### [WHAT YOU HAVE TO DO]
Print the listing that follows, character for character.

(Recorded data)
▽

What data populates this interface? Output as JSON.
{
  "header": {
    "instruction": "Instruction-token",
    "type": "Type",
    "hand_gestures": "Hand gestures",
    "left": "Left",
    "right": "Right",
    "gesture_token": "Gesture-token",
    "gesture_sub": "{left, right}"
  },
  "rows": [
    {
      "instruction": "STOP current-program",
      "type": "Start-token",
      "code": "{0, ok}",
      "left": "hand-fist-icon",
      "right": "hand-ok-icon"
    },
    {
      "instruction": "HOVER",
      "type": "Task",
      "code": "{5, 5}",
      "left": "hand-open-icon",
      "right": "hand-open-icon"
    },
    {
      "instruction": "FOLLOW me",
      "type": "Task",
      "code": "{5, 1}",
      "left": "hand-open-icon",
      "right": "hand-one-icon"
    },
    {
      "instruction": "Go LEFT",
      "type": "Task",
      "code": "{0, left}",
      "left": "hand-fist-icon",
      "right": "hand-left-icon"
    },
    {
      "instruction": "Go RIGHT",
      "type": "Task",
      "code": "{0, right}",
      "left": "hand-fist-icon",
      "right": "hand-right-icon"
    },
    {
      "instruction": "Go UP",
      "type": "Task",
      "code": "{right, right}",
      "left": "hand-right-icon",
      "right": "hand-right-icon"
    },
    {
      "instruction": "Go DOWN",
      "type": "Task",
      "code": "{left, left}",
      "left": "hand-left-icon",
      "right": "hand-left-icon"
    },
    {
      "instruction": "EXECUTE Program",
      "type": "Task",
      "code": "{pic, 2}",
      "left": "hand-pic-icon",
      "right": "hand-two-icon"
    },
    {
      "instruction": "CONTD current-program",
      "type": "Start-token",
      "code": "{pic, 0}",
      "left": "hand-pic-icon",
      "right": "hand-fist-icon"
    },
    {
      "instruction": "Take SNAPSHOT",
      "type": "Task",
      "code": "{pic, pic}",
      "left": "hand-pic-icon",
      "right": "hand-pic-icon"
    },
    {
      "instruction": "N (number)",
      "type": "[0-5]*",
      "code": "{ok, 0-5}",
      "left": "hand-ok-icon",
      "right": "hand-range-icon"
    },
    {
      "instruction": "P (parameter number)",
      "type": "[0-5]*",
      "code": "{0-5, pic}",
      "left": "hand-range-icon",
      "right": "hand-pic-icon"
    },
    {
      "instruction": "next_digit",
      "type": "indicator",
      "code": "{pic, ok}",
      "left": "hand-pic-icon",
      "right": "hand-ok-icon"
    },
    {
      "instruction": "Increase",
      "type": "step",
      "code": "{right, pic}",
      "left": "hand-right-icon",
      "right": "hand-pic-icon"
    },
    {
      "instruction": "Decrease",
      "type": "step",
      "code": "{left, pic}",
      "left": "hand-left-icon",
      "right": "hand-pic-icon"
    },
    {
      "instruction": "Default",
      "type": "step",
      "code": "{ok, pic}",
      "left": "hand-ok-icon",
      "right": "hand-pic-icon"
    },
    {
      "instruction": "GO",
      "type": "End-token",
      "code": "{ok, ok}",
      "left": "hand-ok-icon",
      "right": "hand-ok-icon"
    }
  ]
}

△

### [OUTPUT OF THE TASK]
What data populates this interface? Output as JSON.
{
  "header": {
    "instruction": "Instruction-token",
    "type": "Type",
    "hand_gestures": "Hand gestures",
    "left": "Left",
    "right": "Right",
    "gesture_token": "Gesture-token",
    "gesture_sub": "{left, right}"
  },
  "rows": [
    {
      "instruction": "STOP current-program",
      "type": "Start-token",
      "code": "{0, ok}",
      "left": "hand-fist-icon",
      "right": "hand-ok-icon"
    },
    {
      "instruction": "HOVER",
      "type": "Task",
      "code": "{5, 5}",
      "left": "hand-open-icon",
      "right": "hand-open-icon"
    },
    {
      "instruction": "FOLLOW me",
      "type": "Task",
      "code": "{5, 1}",
      "left": "hand-open-icon",
      "right": "hand-one-icon"
    },
    {
      "instruction": "Go LEFT",
      "type": "Task",
      "code": "{0, left}",
      "left": "hand-fist-icon",
      "right": "hand-left-icon"
    },
    {
      "instruction": "Go RIGHT",
      "type": "Task",
      "code": "{0, right}",
      "left": "hand-fist-icon",
      "right": "hand-right-icon"
    },
    {
      "instruction": "Go UP",
      "type": "Task",
      "code": "{right, right}",
      "left": "hand-right-icon",
      "right": "hand-right-icon"
    },
    {
      "instruction": "Go DOWN",
      "type": "Task",
      "code": "{left, left}",
      "left": "hand-left-icon",
      "right": "hand-left-icon"
    },
    {
      "instruction": "EXECUTE Program",
      "type": "Task",
      "code": "{pic, 2}",
      "left": "hand-pic-icon",
      "right": "hand-two-icon"
    },
    {
      "instruction": "CONTD current-program",
      "type": "Start-token",
      "code": "{pic, 0}",
      "left": "hand-pic-icon",
      "right": "hand-fist-icon"
    },
    {
      "instruction": "Take SNAPSHOT",
      "type": "Task",
      "code": "{pic, pic}",
      "left": "hand-pic-icon",
      "right": "hand-pic-icon"
    },
    {
      "instruction": "N (number)",
      "type": "[0-5]*",
      "code": "{ok, 0-5}",
      "left": "hand-ok-icon",
      "right": "hand-range-icon"
    },
    {
      "instruction": "P (parameter number)",
      "type": "[0-5]*",
      "code": "{0-5, pic}",
      "left": "hand-range-icon",
      "right": "hand-pic-icon"
    },
    {
      "instruction": "next_digit",
      "type": "indicator",
      "code": "{pic, ok}",
      "left": "hand-pic-icon",
      "right": "hand-ok-icon"
    },
    {
      "instruction": "Increase",
      "type": "step",
      "code": "{right, pic}",
      "left": "hand-right-icon",
      "right": "hand-pic-icon"
    },
    {
      "instruction": "Decrease",
      "type": "step",
      "code": "{left, pic}",
      "left": "hand-left-icon",
      "right": "hand-pic-icon"
    },
    {
      "instruction": "Default",
      "type": "step",
      "code": "{ok, pic}",
      "left": "hand-ok-icon",
      "right": "hand-pic-icon"
    },
    {
      "instruction": "GO",
      "type": "End-token",
      "code": "{ok, ok}",
      "left": "hand-ok-icon",
      "right": "hand-ok-icon"
    }
  ]
}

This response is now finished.